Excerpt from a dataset

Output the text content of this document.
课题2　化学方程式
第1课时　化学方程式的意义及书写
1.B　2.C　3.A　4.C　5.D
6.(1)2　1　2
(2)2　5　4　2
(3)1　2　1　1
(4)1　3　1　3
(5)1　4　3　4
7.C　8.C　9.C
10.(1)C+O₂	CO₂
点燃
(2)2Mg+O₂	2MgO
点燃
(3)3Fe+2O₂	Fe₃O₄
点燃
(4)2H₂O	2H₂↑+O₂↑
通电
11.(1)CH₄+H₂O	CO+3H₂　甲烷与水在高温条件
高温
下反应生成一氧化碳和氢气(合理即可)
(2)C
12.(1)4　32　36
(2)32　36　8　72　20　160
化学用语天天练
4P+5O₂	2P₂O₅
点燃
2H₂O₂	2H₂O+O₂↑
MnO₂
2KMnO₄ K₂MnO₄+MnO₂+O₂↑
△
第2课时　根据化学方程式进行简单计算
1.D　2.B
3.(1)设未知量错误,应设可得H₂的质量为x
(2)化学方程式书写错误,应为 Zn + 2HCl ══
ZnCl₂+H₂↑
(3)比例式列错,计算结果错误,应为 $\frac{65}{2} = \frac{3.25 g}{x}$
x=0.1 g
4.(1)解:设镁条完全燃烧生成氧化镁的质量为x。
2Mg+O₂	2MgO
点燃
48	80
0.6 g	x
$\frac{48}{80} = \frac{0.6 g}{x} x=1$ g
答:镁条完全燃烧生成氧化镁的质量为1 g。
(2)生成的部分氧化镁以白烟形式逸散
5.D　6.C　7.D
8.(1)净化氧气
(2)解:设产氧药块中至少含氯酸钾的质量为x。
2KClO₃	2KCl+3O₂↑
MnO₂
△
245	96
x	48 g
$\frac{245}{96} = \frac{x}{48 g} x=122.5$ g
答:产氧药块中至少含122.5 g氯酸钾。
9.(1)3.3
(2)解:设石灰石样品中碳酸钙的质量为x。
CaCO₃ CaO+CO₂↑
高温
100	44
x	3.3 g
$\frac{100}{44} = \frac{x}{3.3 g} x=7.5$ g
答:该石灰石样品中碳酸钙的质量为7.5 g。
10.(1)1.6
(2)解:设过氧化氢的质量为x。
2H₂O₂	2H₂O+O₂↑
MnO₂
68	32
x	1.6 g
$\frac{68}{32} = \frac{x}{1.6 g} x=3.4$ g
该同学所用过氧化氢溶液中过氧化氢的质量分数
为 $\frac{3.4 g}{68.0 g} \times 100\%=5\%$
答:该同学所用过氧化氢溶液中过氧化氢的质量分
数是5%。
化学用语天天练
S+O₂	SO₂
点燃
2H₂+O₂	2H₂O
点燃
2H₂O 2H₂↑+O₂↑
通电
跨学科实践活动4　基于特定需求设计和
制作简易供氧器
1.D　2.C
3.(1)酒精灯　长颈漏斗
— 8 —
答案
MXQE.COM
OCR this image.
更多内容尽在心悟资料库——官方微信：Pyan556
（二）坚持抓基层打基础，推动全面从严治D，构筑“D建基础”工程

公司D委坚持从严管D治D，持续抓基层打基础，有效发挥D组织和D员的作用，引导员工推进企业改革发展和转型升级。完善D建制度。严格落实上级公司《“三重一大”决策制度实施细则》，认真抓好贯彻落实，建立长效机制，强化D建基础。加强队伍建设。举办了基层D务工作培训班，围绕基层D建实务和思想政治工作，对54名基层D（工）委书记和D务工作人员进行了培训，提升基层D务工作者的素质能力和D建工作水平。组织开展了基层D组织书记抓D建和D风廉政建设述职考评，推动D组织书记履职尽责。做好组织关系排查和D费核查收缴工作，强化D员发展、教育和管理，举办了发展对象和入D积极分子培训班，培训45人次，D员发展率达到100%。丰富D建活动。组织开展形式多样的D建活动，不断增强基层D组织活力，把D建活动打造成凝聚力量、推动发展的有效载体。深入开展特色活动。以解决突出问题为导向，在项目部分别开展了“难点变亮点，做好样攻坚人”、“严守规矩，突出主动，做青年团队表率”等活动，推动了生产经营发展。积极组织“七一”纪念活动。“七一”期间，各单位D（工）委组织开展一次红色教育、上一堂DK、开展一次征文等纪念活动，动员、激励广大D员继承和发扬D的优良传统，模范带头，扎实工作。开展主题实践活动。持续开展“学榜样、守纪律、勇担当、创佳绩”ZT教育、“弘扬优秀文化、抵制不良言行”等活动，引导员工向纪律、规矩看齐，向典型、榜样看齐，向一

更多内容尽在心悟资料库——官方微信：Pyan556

SHORT TASK:
Repeat the data precisely, line by line.

COMPLETE ANSWER:
Output the text content of this document.
课题2　化学方程式
第1课时　化学方程式的意义及书写
1.B　2.C　3.A　4.C　5.D
6.(1)2　1　2
(2)2　5　4　2
(3)1　2　1　1
(4)1　3　1　3
(5)1　4　3　4
7.C　8.C　9.C
10.(1)C+O₂	CO₂
点燃
(2)2Mg+O₂	2MgO
点燃
(3)3Fe+2O₂	Fe₃O₄
点燃
(4)2H₂O	2H₂↑+O₂↑
通电
11.(1)CH₄+H₂O	CO+3H₂　甲烷与水在高温条件
高温
下反应生成一氧化碳和氢气(合理即可)
(2)C
12.(1)4　32　36
(2)32　36　8　72　20　160
化学用语天天练
4P+5O₂	2P₂O₅
点燃
2H₂O₂	2H₂O+O₂↑
MnO₂
2KMnO₄ K₂MnO₄+MnO₂+O₂↑
△
第2课时　根据化学方程式进行简单计算
1.D　2.B
3.(1)设未知量错误,应设可得H₂的质量为x
(2)化学方程式书写错误,应为 Zn + 2HCl ══
ZnCl₂+H₂↑
(3)比例式列错,计算结果错误,应为 $\frac{65}{2} = \frac{3.25 g}{x}$
x=0.1 g
4.(1)解:设镁条完全燃烧生成氧化镁的质量为x。
2Mg+O₂	2MgO
点燃
48	80
0.6 g	x
$\frac{48}{80} = \frac{0.6 g}{x} x=1$ g
答:镁条完全燃烧生成氧化镁的质量为1 g。
(2)生成的部分氧化镁以白烟形式逸散
5.D　6.C　7.D
8.(1)净化氧气
(2)解:设产氧药块中至少含氯酸钾的质量为x。
2KClO₃	2KCl+3O₂↑
MnO₂
△
245	96
x	48 g
$\frac{245}{96} = \frac{x}{48 g} x=122.5$ g
答:产氧药块中至少含122.5 g氯酸钾。
9.(1)3.3
(2)解:设石灰石样品中碳酸钙的质量为x。
CaCO₃ CaO+CO₂↑
高温
100	44
x	3.3 g
$\frac{100}{44} = \frac{x}{3.3 g} x=7.5$ g
答:该石灰石样品中碳酸钙的质量为7.5 g。
10.(1)1.6
(2)解:设过氧化氢的质量为x。
2H₂O₂	2H₂O+O₂↑
MnO₂
68	32
x	1.6 g
$\frac{68}{32} = \frac{x}{1.6 g} x=3.4$ g
该同学所用过氧化氢溶液中过氧化氢的质量分数
为 $\frac{3.4 g}{68.0 g} \times 100\%=5\%$
答:该同学所用过氧化氢溶液中过氧化氢的质量分
数是5%。
化学用语天天练
S+O₂	SO₂
点燃
2H₂+O₂	2H₂O
点燃
2H₂O 2H₂↑+O₂↑
通电
跨学科实践活动4　基于特定需求设计和
制作简易供氧器
1.D　2.C
3.(1)酒精灯　长颈漏斗
— 8 —
答案
MXQE.COM
OCR this image.
更多内容尽在心悟资料库——官方微信：Pyan556
（二）坚持抓基层打基础，推动全面从严治D，构筑“D建基础”工程

公司D委坚持从严管D治D，持续抓基层打基础，有效发挥D组织和D员的作用，引导员工推进企业改革发展和转型升级。完善D建制度。严格落实上级公司《“三重一大”决策制度实施细则》，认真抓好贯彻落实，建立长效机制，强化D建基础。加强队伍建设。举办了基层D务工作培训班，围绕基层D建实务和思想政治工作，对54名基层D（工）委书记和D务工作人员进行了培训，提升基层D务工作者的素质能力和D建工作水平。组织开展了基层D组织书记抓D建和D风廉政建设述职考评，推动D组织书记履职尽责。做好组织关系排查和D费核查收缴工作，强化D员发展、教育和管理，举办了发展对象和入D积极分子培训班，培训45人次，D员发展率达到100%。丰富D建活动。组织开展形式多样的D建活动，不断增强基层D组织活力，把D建活动打造成凝聚力量、推动发展的有效载体。深入开展特色活动。以解决突出问题为导向，在项目部分别开展了“难点变亮点，做好样攻坚人”、“严守规矩，突出主动，做青年团队表率”等活动，推动了生产经营发展。积极组织“七一”纪念活动。“七一”期间，各单位D（工）委组织开展一次红色教育、上一堂DK、开展一次征文等纪念活动，动员、激励广大D员继承和发扬D的优良传统，模范带头，扎实工作。开展主题实践活动。持续开展“学榜样、守纪律、勇担当、创佳绩”ZT教育、“弘扬优秀文化、抵制不良言行”等活动，引导员工向纪律、规矩看齐，向典型、榜样看齐，向一

更多内容尽在心悟资料库——官方微信：Pyan556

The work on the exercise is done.